## Goal:
Extract all data as written.

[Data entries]
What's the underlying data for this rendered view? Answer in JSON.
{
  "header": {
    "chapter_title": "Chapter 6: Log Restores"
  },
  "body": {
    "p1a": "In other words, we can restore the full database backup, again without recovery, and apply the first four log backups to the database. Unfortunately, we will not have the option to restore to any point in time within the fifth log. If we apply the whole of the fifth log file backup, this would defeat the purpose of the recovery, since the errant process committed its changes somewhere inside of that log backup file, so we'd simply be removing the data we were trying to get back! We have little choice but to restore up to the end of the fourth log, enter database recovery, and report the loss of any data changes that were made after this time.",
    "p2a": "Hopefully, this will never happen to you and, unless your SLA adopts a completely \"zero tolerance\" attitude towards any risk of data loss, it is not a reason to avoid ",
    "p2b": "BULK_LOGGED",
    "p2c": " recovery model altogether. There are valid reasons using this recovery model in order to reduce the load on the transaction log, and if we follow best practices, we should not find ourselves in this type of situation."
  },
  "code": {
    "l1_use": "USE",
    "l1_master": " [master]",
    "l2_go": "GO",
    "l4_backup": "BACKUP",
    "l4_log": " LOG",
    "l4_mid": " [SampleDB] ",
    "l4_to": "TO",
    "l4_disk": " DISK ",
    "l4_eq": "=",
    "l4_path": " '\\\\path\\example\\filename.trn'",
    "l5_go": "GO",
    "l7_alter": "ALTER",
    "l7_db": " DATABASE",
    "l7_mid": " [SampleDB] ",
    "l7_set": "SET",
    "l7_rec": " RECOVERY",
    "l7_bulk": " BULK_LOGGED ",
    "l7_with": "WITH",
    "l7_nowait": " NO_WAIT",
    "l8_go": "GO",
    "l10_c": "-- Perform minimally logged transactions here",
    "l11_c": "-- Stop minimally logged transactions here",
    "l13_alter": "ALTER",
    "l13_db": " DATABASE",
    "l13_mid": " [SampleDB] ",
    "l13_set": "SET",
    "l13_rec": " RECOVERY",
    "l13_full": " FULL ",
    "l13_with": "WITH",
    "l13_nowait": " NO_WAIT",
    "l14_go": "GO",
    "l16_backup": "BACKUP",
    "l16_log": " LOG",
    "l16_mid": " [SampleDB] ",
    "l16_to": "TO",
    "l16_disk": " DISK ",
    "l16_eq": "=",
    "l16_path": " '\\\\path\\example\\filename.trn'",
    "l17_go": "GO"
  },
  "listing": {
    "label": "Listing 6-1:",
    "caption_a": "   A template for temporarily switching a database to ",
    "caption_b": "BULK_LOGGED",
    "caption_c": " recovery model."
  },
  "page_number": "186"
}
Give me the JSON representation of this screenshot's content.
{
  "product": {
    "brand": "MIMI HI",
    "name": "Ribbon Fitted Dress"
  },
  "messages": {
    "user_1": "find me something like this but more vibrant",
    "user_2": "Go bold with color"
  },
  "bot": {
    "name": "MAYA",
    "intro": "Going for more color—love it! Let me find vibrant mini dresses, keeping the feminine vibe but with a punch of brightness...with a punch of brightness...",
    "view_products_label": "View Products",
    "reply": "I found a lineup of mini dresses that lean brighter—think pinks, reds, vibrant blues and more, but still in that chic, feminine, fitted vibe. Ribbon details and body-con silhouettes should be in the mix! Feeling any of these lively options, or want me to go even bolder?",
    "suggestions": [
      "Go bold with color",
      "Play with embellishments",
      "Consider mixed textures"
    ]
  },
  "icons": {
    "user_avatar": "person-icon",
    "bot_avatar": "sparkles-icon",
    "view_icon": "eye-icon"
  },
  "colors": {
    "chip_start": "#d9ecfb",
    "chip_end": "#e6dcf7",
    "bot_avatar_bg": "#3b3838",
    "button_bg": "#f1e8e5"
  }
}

## Output of the task:
What's the underlying data for this rendered view? Answer in JSON.
{
  "header": {
    "chapter_title": "Chapter 6: Log Restores"
  },
  "body": {
    "p1a": "In other words, we can restore the full database backup, again without recovery, and apply the first four log backups to the database. Unfortunately, we will not have the option to restore to any point in time within the fifth log. If we apply the whole of the fifth log file backup, this would defeat the purpose of the recovery, since the errant process committed its changes somewhere inside of that log backup file, so we'd simply be removing the data we were trying to get back! We have little choice but to restore up to the end of the fourth log, enter database recovery, and report the loss of any data changes that were made after this time.",
    "p2a": "Hopefully, this will never happen to you and, unless your SLA adopts a completely \"zero tolerance\" attitude towards any risk of data loss, it is not a reason to avoid ",
    "p2b": "BULK_LOGGED",
    "p2c": " recovery model altogether. There are valid reasons using this recovery model in order to reduce the load on the transaction log, and if we follow best practices, we should not find ourselves in this type of situation."
  },
  "code": {
    "l1_use": "USE",
    "l1_master": " [master]",
    "l2_go": "GO",
    "l4_backup": "BACKUP",
    "l4_log": " LOG",
    "l4_mid": " [SampleDB] ",
    "l4_to": "TO",
    "l4_disk": " DISK ",
    "l4_eq": "=",
    "l4_path": " '\\\\path\\example\\filename.trn'",
    "l5_go": "GO",
    "l7_alter": "ALTER",
    "l7_db": " DATABASE",
    "l7_mid": " [SampleDB] ",
    "l7_set": "SET",
    "l7_rec": " RECOVERY",
    "l7_bulk": " BULK_LOGGED ",
    "l7_with": "WITH",
    "l7_nowait": " NO_WAIT",
    "l8_go": "GO",
    "l10_c": "-- Perform minimally logged transactions here",
    "l11_c": "-- Stop minimally logged transactions here",
    "l13_alter": "ALTER",
    "l13_db": " DATABASE",
    "l13_mid": " [SampleDB] ",
    "l13_set": "SET",
    "l13_rec": " RECOVERY",
    "l13_full": " FULL ",
    "l13_with": "WITH",
    "l13_nowait": " NO_WAIT",
    "l14_go": "GO",
    "l16_backup": "BACKUP",
    "l16_log": " LOG",
    "l16_mid": " [SampleDB] ",
    "l16_to": "TO",
    "l16_disk": " DISK ",
    "l16_eq": "=",
    "l16_path": " '\\\\path\\example\\filename.trn'",
    "l17_go": "GO"
  },
  "listing": {
    "label": "Listing 6-1:",
    "caption_a": "   A template for temporarily switching a database to ",
    "caption_b": "BULK_LOGGED",
    "caption_c": " recovery model."
  },
  "page_number": "186"
}
Give me the JSON representation of this screenshot's content.
{
  "product": {
    "brand": "MIMI HI",
    "name": "Ribbon Fitted Dress"
  },
  "messages": {
    "user_1": "find me something like this but more vibrant",
    "user_2": "Go bold with color"
  },
  "bot": {
    "name": "MAYA",
    "intro": "Going for more color—love it! Let me find vibrant mini dresses, keeping the feminine vibe but with a punch of brightness...with a punch of brightness...",
    "view_products_label": "View Products",
    "reply": "I found a lineup of mini dresses that lean brighter—think pinks, reds, vibrant blues and more, but still in that chic, feminine, fitted vibe. Ribbon details and body-con silhouettes should be in the mix! Feeling any of these lively options, or want me to go even bolder?",
    "suggestions": [
      "Go bold with color",
      "Play with embellishments",
      "Consider mixed textures"
    ]
  },
  "icons": {
    "user_avatar": "person-icon",
    "bot_avatar": "sparkles-icon",
    "view_icon": "eye-icon"
  },
  "colors": {
    "chip_start": "#d9ecfb",
    "chip_end": "#e6dcf7",
    "bot_avatar_bg": "#3b3838",
    "button_bg": "#f1e8e5"
  }
}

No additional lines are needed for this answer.